● PASSAGE GIVEN
-- begin --
Most Level II technicians are employed full-time, but around 10% are independent contractors. On average, contractors make $46.10 per hour, working 10.5 months out of the year with an average of 25 weeks on an assignment. Contractors also work around 19 overtime hours each week.
Overall, Level II technicians can look forward to salary growth and solid job opportunities. The average salary for full-time employees increased over 50% between 2009 and 2018, and around 93% of independent contractors are confident about finding their next project.
Career development and growth
When a Level II technician is looking to advance in their career, they may decide to return to school to take more classes, possibly learning about new and changing technologies within their field or gaining more career connections, but a Level II certification is also a great stepping stone to become a Level III.
Unlike a Level I or II certification, the Level III certification requires candidates to have at least one year of work experience comparable to the responsibilities given to a Level II, depending on the level of higher education they have received.
Those who have received a four-year degree are only required to have one year of experience, while those with a two-year degree must have at least two years of experience. Candidates who have not pursued higher education after receiving a high school diploma or equivalent must have at least four years of work experience.
Once a technician becomes qualified as a Level III, they have a wide variety of job opportunities available to them. Level III technicians have the knowledge and skill set needed to train and supervise Level I and II technicians. They may also pursue research within the NDT field, own a testing laboratory, or work as a consultant, administrator or manager.
Apart from the added job responsibilities, Level III technicians also make a higher average salary than Level IIs. Full-time Level III technicians make an average of $125,821 per year, with 74% of employees earning an annual salary. Full-time Level IIIs are also more likely to have benefits in most cases, with more than 75% of technicians having a retirement savings plan, insurance, paid vacation time and educational assistance.
A Level II technician may also choose to return to school and take more classes. Some colleges have NDT-specific programs that can provide both education and training to prepare students for their certification exams; some technicians may choose to become certified in more than one inspection method to make themselves more competitive in the job search.
Formal education programs allow both current and future technicians to connect with others in their field, providing a wealth of networking opportunities. Small class sizes help students to form relationships with each other and with their professors, allowing students to gain more direct, in-depth training and solidifying their place within the NDT community.
Overall, the NDT industry is growing fairly quickly and is expected to be worth more than $23 billion by 2023, growing 6.7% within five years (the industry was worth $15.67 billion in 2018). The industry’s unemployment rate lies below the U.S. average of 3.8% at 3.6%.
-- end --
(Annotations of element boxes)
-- begin --
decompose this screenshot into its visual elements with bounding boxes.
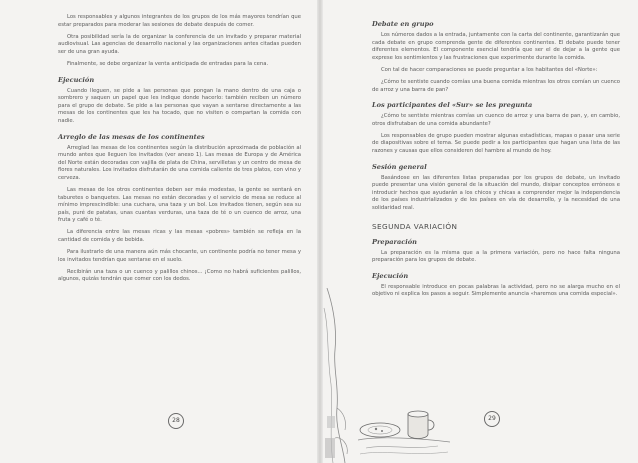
paragraph: Otra posibilidad sería la de organizar la conferencia de un invitado y preparar material audiovisual. Las agencias de desarrollo nacional y las organizaciones antes citadas pueden ser de una gran ayuda.: [58, 33, 301, 55]
paragraph: Los responsables y algunos integrantes de los grupos de los más mayores tendrían que estar preparados para moderar las sesiones de debate después de comer.: [58, 14, 301, 28]
section-heading: Ejecución: [58, 75, 95, 84]
paragraph: Cuando lleguen, se pide a las personas que pongan la mano dentro de una caja o sombrero y saquen un papel que les indique donde hacerlo: también reciben un número para el grupo de debate. Se pide a las personas que vayan a sentarse directamente a las mesas de los continentes que les ha tocado, que no visiten o compartan la comida con nadie.: [58, 87, 301, 124]
paragraph: La diferencia entre las mesas ricas y las mesas «pobres» también se refleja en la cantidad de comida y de bebida.: [58, 229, 301, 244]
paragraph: Finalmente, se debe organizar la venta anticipada de entradas para la cena.: [67, 60, 269, 67]
paragraph: Basándose en las diferentes listas preparadas por los grupos de debate, un invitado puede presentar una visión general de la situación del mundo, disipar conceptos erróneos e introducir hechos que ayudarán a los chicos y chicas a comprender mejor la independencia de los países industrializados y de los países en vía de desarrollo, y la necesidad de una solidaridad real.: [372, 174, 620, 211]
right-text-column: [372, 20, 620, 303]
page-number: 28: [168, 413, 184, 429]
table-dishes-illustration: [358, 400, 450, 458]
paragraph: Para ilustrarlo de una manera aún más chocante, un continente podría no tener mesa y los invitados tendrían que sentarse en el suelo.: [58, 249, 301, 263]
paragraph: Recibirán una taza o un cuenco y palillos chinos... ¡Como no habrá suficientes palillos, algunos, quizás tendrán que comer con los dedos.: [58, 268, 301, 283]
left-text-column: [58, 14, 301, 289]
variation-title: SEGUNDA VARIACIÓN: [372, 221, 458, 231]
paragraph: El responsable introduce en pocas palabras la actividad, pero no se alarga mucho en el objetivo ni explica los pasos a seguir. Simplemente anuncia «haremos una comida especial».: [372, 283, 620, 298]
person-illustration: [323, 288, 353, 463]
paragraph: ¿Cómo te sentiste cuando comías una buena comida mientras los otros comían un cuenco de arroz y una barra de pan?: [372, 78, 620, 93]
section-heading: Arreglo de las mesas de los continentes: [58, 132, 205, 141]
paragraph: Los responsables de grupo pueden mostrar algunas estadísticas, mapas o pasar una serie de diapositivas sobre el tema. Se puede pedir a los participantes que hagan una lista de las razones y causas que ellos consideren del hambre al mundo de hoy.: [372, 132, 620, 155]
page-number: 29: [484, 411, 500, 427]
left-page: [0, 0, 317, 463]
section-heading: Ejecución: [372, 271, 409, 280]
section-heading: Los participantes del «Sur» se les pregunta: [372, 101, 533, 110]
section-heading: Debate en grupo: [372, 20, 434, 28]
section-heading: Preparación: [372, 237, 417, 246]
right-page: [323, 0, 638, 463]
paragraph: Los números dados a la entrada, juntamente con la carta del continente, garantizarán que cada debate en grupo comprenda gente de diferentes continentes. El debate puede tener diferentes elementos. El componente esencial tendría que ser el de dejar a la gente que exprese los sentimientos y las frustraciones que experimente durante la comida.: [372, 32, 620, 61]
paragraph: Con tal de hacer comparaciones se puede preguntar a los habitantes del «Norte»:: [381, 66, 598, 73]
paragraph: ¿Cómo te sentiste mientras comías un cuenco de arroz y una barra de pan, y, en cambio, otros disfrutaban de una comida abundante?: [372, 113, 620, 127]
section-heading: Sesión general: [372, 162, 427, 171]
paragraph: Las mesas de los otros continentes deben ser más modestas, la gente se sentará en taburetes o banquetes. Las mesas no están decoradas y el servicio de mesa se reduce al mínimo imprescindible: una cuchara, una taza y un bol. Los invitados tienen, según sea su país, puré de patatas, unas cuantas verduras, una taza de té o un cuenco de arroz, una fruta y café o té.: [58, 187, 301, 224]
paragraph: La preparación es la misma que a la primera variación, pero no hace falta ninguna preparación para los grupos de debate.: [372, 249, 620, 264]
paragraph: Arreglad las mesas de los continentes según la distribución aproximada de población al mundo antes que lleguen los invitados (ver anexo 1). Las mesas de Europa y de América del Norte están decoradas con vajilla de plata de China, servilletas y un centro de mesa de flores naturales. Los invitados disfrutarán de una comida caliente de tres platos, con vino y cerveza.: [58, 144, 301, 181]
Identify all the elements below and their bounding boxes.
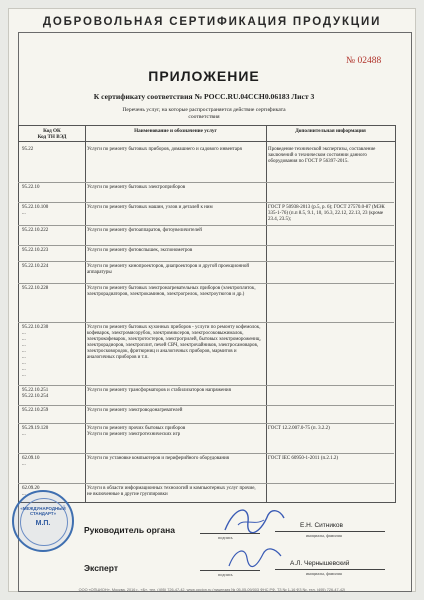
-- end --
● EXERCISES
**a)** According to the passage on NDT technician careers, what average annual salary do full-time Level III technicians earn?
**b)** Write out the passage on NDT technician careers from "A Level II technician may" to "the job search.".
**c)** Name every benefit that the passage on NDT technician careers says more than 75% of full-time Level III technicians have.
The rows are separate material and have no connection to the passage on NDT technician careers.

● WORKED SOLUTIONS
**a)** $125,821 per year.

**b)**
A Level II technician may also choose to return to school and take more classes. Some colleges have NDT-specific programs that can provide both education and training to prepare students for their certification exams; some technicians may choose to become certified in more than one inspection method to make themselves more competitive in the job search.

**c)** A retirement savings plan, insurance, paid vacation time and educational assistance.